What the task asks: Give only the number of lines in the data that include the string "name".
=== Excerpted data ===
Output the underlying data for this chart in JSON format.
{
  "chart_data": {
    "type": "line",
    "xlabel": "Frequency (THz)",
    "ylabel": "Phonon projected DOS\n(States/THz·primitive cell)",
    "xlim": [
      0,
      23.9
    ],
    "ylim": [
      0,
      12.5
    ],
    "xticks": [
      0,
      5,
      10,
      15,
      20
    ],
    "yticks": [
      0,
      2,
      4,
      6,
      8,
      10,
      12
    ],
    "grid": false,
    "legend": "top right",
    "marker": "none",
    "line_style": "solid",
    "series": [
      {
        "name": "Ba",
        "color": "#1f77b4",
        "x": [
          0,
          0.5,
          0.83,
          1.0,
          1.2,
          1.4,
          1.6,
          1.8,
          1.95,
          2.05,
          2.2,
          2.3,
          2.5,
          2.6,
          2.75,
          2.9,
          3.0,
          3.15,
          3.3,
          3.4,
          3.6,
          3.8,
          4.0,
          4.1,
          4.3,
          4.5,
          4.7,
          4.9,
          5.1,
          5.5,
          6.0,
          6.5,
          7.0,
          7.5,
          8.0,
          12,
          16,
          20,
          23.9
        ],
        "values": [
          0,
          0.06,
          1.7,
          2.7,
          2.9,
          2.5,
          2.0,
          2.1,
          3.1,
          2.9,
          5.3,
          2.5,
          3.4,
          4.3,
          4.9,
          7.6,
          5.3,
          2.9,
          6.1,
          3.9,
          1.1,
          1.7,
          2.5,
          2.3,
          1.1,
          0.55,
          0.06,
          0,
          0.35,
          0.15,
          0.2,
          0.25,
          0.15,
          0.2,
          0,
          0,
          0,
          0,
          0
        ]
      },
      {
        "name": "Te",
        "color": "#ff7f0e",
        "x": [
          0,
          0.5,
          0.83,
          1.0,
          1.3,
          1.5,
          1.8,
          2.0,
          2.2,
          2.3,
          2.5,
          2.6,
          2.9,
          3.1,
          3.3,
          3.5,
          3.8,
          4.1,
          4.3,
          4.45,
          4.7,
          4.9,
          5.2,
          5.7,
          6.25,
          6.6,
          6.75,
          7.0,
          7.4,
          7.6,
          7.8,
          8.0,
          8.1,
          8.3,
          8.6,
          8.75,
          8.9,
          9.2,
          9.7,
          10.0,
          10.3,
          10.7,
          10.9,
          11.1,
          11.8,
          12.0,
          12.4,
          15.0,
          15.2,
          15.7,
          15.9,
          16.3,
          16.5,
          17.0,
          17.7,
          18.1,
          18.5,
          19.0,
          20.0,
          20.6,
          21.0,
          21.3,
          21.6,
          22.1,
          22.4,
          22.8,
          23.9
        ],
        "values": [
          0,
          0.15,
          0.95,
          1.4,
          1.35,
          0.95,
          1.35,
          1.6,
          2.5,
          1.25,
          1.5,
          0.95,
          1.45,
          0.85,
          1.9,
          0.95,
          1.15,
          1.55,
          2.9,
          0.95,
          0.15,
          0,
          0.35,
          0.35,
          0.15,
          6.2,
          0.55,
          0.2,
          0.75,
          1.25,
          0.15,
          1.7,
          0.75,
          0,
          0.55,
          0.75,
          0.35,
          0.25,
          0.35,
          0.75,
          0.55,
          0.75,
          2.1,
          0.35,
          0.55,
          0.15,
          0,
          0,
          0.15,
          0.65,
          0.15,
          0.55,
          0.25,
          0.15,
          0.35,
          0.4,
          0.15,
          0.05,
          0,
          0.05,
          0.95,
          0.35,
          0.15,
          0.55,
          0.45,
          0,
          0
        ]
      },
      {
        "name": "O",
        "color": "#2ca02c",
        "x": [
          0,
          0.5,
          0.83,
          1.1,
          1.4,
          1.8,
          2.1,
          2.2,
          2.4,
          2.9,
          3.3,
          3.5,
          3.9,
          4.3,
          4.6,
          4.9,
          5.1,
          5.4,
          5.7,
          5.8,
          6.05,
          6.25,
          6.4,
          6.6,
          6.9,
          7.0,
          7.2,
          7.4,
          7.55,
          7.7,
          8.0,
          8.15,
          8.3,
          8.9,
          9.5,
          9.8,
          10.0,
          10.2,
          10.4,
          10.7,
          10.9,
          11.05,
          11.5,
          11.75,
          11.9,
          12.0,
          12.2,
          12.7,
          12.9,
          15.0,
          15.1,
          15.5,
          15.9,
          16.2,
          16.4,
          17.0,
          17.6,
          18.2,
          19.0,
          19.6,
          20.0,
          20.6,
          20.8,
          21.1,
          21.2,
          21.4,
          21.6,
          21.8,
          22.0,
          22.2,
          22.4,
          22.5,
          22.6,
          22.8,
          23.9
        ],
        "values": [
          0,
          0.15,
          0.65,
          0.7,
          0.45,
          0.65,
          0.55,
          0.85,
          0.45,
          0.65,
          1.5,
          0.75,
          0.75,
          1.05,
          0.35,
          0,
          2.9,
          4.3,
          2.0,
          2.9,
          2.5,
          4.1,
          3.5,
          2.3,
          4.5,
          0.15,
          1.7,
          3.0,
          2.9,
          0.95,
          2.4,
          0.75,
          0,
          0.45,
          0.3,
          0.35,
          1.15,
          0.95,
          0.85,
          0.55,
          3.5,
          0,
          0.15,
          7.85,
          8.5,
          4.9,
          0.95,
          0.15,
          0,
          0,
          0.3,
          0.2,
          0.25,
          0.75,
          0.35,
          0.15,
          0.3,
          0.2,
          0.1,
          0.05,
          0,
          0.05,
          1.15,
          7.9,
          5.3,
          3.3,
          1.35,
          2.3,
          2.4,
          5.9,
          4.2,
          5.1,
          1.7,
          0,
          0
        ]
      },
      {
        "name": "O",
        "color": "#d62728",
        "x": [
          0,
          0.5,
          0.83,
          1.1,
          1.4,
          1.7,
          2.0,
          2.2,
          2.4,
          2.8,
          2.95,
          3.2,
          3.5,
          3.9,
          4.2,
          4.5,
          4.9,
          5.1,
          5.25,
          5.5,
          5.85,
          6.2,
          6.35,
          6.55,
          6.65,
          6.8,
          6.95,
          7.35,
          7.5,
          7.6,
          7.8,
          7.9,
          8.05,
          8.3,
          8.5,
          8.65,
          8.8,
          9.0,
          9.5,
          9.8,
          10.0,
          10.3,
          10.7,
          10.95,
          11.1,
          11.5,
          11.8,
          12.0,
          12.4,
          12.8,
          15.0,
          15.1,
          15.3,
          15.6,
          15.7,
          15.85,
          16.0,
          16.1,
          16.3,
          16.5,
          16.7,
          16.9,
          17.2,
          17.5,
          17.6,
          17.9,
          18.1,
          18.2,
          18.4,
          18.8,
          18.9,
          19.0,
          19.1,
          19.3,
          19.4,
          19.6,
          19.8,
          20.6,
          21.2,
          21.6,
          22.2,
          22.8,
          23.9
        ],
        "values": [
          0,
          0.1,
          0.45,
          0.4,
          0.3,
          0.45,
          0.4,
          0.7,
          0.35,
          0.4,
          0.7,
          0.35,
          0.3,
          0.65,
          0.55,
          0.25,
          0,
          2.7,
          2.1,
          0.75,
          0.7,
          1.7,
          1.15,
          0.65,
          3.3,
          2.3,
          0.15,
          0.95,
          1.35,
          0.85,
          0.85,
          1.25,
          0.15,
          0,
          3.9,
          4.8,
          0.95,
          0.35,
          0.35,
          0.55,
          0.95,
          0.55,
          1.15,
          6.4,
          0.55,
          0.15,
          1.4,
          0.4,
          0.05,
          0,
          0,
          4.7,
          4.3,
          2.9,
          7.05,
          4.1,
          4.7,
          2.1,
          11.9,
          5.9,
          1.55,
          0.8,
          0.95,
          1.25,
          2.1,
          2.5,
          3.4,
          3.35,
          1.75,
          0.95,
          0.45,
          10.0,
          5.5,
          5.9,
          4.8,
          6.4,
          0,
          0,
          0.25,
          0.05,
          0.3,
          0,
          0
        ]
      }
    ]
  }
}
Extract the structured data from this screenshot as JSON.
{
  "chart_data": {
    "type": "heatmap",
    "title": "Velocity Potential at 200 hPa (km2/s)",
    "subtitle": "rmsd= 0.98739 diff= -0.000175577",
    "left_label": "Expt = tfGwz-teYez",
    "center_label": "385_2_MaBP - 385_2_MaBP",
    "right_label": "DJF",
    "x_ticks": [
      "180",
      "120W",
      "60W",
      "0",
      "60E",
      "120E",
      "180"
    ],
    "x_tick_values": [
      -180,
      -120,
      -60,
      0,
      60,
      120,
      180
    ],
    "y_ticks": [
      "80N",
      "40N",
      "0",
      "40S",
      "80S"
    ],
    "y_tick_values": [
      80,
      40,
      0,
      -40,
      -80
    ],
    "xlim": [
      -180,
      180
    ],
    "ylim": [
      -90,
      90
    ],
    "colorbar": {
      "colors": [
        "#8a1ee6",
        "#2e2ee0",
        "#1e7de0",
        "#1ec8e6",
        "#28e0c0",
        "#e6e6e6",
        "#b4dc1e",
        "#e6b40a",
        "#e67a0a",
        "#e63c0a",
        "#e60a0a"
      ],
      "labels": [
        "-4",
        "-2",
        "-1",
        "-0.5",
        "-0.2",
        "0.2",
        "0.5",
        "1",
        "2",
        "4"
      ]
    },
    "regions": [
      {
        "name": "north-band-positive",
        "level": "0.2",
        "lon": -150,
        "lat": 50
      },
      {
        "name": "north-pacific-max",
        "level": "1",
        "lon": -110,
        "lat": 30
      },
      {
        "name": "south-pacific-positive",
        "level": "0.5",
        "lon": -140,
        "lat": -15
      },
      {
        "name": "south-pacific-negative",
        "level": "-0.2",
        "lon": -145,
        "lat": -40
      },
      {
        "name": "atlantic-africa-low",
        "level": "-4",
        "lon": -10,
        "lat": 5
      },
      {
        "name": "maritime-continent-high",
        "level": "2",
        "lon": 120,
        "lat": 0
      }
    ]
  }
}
===
Written response: 10